Dataset rows:
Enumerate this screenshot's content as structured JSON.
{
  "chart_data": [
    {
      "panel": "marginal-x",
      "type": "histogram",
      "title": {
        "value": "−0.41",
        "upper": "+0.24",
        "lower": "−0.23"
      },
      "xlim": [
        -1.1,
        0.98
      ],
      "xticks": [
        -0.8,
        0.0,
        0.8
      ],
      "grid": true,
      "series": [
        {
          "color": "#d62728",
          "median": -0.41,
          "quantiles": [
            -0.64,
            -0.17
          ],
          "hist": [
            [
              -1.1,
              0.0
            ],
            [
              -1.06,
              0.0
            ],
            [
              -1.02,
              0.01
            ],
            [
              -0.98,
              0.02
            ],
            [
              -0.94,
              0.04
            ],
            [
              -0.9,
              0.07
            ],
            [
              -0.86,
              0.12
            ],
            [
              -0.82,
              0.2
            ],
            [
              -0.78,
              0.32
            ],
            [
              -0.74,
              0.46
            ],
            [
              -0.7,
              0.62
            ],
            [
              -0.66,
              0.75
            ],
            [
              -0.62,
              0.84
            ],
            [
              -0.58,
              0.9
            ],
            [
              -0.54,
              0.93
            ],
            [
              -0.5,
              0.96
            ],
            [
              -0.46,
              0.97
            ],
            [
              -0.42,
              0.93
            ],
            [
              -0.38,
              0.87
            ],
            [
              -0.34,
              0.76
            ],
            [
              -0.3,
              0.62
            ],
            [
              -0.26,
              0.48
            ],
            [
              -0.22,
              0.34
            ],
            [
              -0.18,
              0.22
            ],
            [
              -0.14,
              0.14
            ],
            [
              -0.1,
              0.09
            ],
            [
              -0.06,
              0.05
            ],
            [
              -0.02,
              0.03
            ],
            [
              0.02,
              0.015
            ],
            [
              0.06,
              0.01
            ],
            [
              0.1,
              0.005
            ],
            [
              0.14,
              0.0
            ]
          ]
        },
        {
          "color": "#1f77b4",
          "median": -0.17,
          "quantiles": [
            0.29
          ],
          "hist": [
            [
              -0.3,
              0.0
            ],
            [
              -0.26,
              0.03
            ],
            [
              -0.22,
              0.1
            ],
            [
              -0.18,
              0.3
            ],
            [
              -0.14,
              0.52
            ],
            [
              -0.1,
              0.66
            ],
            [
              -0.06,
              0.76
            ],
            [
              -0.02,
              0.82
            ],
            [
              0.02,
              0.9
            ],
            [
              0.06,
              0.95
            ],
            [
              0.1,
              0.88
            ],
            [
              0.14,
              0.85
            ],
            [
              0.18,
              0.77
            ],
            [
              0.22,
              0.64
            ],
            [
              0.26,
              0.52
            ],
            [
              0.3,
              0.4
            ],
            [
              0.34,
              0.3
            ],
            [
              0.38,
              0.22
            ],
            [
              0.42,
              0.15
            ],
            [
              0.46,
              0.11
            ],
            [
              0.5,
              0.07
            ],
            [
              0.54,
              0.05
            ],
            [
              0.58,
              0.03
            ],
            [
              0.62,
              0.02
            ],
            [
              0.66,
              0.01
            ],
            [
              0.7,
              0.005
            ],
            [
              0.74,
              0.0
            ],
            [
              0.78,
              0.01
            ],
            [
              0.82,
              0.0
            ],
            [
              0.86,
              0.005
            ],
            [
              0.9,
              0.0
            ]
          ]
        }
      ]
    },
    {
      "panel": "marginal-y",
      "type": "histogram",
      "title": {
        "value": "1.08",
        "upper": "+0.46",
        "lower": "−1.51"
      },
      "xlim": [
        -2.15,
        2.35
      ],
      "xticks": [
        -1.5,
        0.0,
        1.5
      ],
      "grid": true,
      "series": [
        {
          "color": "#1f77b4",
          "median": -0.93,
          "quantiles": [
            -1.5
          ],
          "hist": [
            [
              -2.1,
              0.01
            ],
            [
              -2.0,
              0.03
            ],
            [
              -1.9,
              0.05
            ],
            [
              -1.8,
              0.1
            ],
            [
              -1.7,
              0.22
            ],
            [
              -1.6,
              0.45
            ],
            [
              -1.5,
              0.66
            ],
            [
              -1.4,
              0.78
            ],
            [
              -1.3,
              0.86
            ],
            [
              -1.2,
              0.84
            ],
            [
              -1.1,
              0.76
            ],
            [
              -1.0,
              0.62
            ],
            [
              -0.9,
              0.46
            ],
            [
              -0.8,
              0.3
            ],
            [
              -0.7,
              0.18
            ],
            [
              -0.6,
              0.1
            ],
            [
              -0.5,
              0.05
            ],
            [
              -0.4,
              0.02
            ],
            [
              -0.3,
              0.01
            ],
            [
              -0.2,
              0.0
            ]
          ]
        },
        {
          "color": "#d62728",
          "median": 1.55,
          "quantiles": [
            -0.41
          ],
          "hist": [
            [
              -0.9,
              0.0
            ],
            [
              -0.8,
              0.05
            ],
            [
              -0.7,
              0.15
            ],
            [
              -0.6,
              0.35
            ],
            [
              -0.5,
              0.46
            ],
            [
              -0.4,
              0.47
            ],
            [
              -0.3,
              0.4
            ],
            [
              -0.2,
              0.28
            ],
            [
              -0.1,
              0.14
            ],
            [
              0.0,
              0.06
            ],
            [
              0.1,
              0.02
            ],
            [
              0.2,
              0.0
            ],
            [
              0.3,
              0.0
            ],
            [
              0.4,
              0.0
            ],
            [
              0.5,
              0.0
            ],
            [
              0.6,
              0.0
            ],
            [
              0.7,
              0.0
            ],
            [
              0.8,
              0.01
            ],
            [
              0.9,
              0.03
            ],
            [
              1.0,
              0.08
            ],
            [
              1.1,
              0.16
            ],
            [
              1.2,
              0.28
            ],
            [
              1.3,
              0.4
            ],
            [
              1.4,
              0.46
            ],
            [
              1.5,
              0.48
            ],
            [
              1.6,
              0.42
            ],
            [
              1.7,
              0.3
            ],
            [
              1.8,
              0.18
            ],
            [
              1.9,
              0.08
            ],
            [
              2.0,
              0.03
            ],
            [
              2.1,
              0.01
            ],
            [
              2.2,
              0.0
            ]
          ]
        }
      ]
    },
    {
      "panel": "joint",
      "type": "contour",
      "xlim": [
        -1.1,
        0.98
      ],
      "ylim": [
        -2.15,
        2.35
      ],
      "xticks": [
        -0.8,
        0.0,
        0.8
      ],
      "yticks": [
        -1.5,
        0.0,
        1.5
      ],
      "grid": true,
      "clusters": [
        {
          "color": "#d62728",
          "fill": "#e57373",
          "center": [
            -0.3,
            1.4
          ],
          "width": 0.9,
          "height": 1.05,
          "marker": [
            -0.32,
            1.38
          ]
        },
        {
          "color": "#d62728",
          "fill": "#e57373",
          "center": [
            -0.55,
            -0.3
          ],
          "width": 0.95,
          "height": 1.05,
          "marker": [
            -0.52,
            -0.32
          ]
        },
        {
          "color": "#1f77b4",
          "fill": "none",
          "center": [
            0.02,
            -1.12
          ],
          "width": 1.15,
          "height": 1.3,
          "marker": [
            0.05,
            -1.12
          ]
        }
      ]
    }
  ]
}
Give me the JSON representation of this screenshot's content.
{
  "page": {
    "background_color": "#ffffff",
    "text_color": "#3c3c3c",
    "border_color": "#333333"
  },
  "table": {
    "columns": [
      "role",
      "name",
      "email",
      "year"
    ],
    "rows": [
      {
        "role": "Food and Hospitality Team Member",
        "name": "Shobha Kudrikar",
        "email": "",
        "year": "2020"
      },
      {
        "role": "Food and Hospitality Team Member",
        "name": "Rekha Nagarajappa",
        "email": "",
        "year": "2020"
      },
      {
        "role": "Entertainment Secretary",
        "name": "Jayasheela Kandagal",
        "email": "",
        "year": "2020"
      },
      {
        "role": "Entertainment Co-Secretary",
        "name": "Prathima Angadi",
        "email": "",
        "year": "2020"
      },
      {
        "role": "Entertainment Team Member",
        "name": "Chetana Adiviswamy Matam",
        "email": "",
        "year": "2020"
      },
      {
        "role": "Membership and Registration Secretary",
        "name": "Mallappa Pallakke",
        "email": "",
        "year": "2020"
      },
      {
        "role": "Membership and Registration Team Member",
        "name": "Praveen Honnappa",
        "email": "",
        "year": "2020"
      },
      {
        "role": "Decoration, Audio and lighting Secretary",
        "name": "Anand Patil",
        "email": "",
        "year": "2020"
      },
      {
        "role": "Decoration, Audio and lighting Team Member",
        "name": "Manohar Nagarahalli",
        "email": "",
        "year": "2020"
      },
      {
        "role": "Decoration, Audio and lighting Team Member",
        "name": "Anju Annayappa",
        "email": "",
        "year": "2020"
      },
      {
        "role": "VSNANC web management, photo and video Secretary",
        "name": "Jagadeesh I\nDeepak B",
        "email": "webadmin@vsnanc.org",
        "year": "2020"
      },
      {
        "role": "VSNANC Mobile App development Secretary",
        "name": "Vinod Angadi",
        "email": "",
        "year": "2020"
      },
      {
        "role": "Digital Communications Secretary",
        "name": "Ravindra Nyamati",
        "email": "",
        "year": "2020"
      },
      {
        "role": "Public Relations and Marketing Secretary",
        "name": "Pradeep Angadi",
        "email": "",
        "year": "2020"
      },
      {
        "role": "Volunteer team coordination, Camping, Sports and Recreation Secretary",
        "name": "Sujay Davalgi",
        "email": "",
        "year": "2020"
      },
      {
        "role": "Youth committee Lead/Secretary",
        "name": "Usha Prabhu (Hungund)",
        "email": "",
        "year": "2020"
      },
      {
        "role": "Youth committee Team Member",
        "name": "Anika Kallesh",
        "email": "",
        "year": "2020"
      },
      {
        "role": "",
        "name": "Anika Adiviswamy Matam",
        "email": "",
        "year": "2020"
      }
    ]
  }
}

== Written task ==
In the records above, find each line holding "Matam" and copy it.

== Full solution ==
        "name": "Chetana Adiviswamy Matam",
        "name": "Anika Adiviswamy Matam",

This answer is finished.